> **EXERCISE**
Determine how many lines include the word "battery", then give that number and nothing more.

> **DATA FOR THIS EXERCISE**
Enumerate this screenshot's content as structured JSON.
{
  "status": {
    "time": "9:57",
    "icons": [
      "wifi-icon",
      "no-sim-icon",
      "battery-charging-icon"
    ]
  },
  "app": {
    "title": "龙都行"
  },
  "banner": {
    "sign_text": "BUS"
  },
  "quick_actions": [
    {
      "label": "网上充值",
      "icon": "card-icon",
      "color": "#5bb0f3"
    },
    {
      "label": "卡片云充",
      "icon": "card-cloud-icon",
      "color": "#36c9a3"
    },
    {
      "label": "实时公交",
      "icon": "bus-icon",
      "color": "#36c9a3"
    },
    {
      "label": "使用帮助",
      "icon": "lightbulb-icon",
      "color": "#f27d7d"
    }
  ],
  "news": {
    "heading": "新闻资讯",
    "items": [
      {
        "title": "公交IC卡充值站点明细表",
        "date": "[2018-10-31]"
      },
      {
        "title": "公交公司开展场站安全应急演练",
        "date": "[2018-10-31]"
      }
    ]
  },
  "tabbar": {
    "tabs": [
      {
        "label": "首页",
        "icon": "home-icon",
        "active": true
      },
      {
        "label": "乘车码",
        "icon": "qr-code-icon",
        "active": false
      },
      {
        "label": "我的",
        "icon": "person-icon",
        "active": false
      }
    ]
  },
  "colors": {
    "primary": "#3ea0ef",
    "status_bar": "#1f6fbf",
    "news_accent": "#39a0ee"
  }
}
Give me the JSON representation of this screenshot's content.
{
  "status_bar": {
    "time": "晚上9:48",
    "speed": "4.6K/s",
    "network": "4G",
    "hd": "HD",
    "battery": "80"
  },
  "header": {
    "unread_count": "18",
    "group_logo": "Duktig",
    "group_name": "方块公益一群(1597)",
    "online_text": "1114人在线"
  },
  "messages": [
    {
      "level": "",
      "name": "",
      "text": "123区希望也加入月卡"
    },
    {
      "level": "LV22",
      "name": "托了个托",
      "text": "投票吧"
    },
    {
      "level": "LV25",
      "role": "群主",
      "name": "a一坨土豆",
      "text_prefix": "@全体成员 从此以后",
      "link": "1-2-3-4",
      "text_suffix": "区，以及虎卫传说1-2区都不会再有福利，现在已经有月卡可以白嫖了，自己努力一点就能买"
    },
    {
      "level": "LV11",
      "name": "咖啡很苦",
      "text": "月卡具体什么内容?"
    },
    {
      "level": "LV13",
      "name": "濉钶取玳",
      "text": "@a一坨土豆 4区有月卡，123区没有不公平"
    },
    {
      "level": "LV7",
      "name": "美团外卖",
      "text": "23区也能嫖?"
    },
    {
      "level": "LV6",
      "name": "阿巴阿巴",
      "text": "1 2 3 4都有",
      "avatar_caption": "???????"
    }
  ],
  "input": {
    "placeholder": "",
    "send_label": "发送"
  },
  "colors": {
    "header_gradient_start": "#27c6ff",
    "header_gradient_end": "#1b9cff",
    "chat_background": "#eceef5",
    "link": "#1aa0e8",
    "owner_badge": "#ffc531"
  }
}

--

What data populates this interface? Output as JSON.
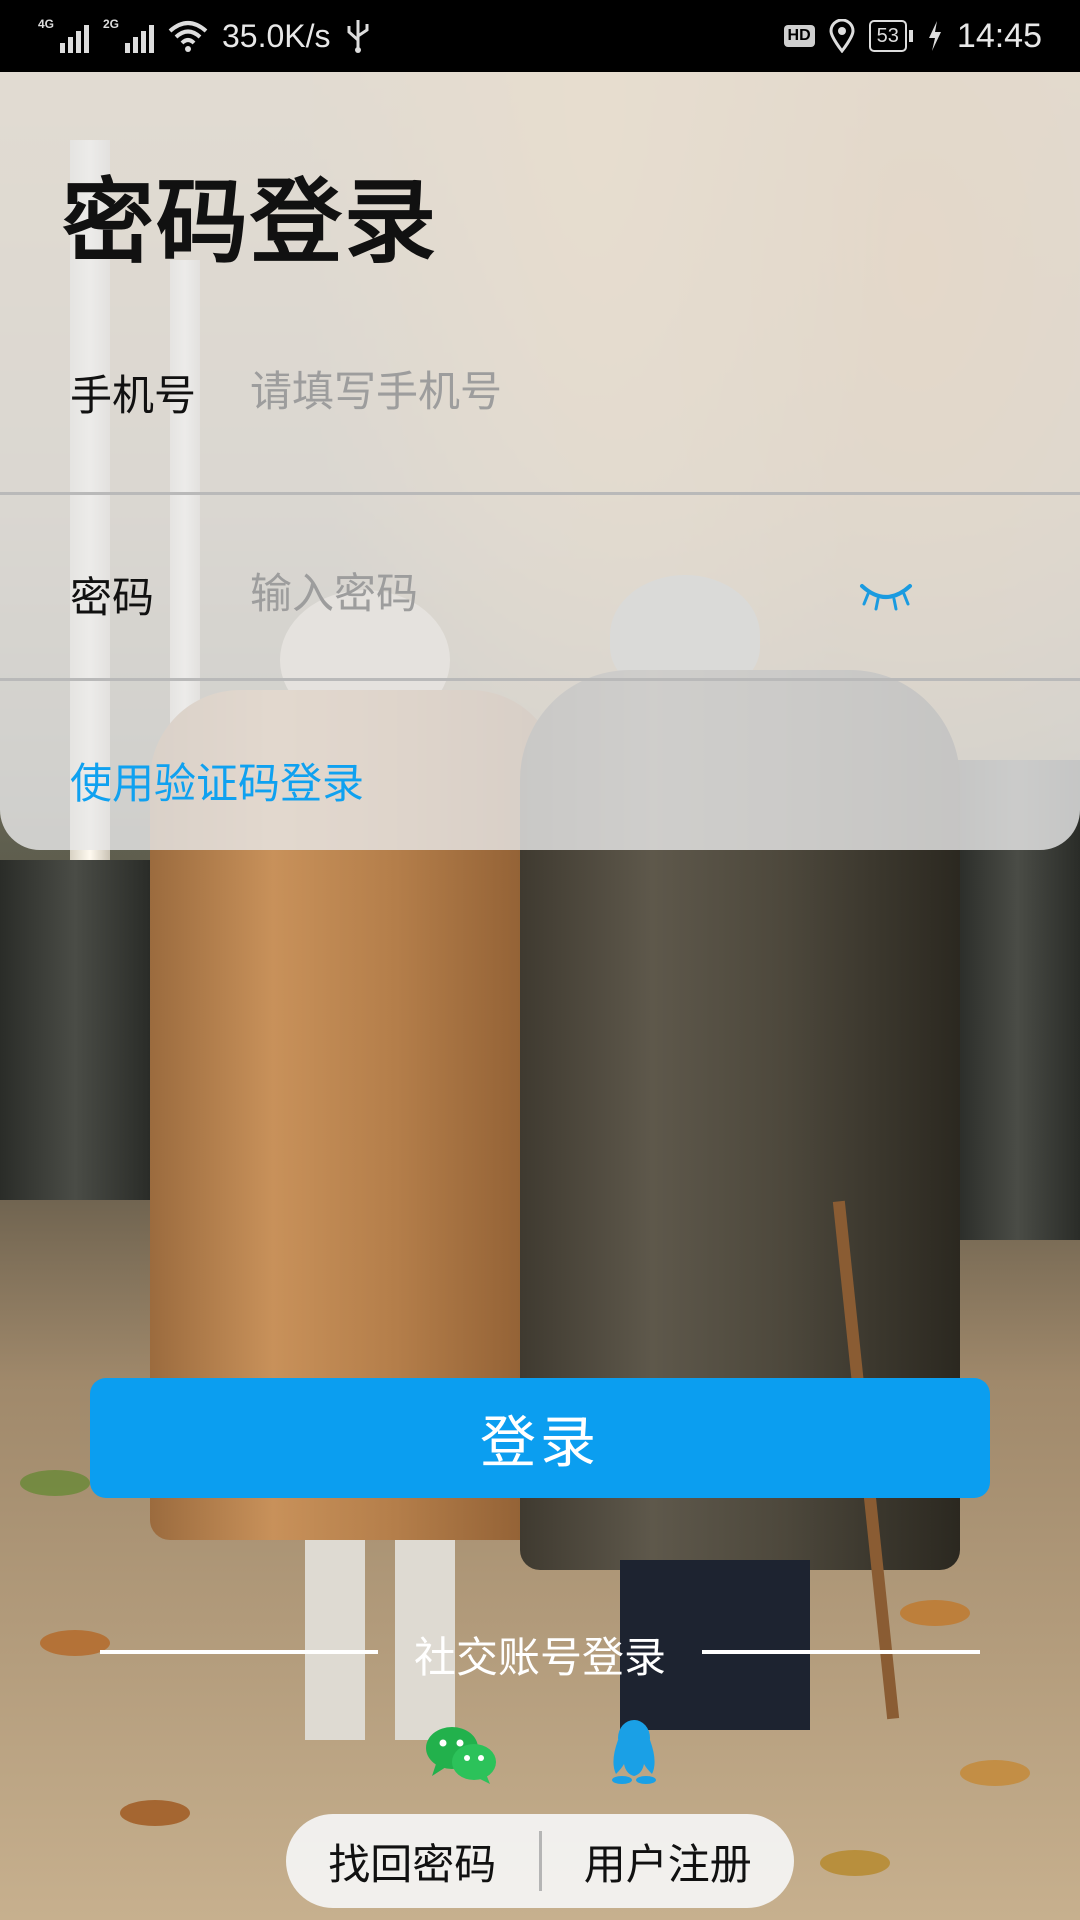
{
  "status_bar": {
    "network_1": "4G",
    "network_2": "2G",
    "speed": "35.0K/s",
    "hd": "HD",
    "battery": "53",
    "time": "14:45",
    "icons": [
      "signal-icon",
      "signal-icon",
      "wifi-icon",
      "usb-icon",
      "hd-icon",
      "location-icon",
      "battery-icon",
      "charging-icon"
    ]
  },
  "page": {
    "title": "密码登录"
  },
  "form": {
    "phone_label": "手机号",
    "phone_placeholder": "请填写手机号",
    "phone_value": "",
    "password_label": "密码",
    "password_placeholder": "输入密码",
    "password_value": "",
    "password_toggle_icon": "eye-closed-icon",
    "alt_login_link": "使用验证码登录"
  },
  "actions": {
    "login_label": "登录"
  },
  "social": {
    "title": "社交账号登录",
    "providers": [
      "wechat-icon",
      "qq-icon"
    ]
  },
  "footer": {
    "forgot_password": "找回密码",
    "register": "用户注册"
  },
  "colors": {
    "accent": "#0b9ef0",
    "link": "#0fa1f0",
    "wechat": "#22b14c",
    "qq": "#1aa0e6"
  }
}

> **EXERCISE RESPONSE**
4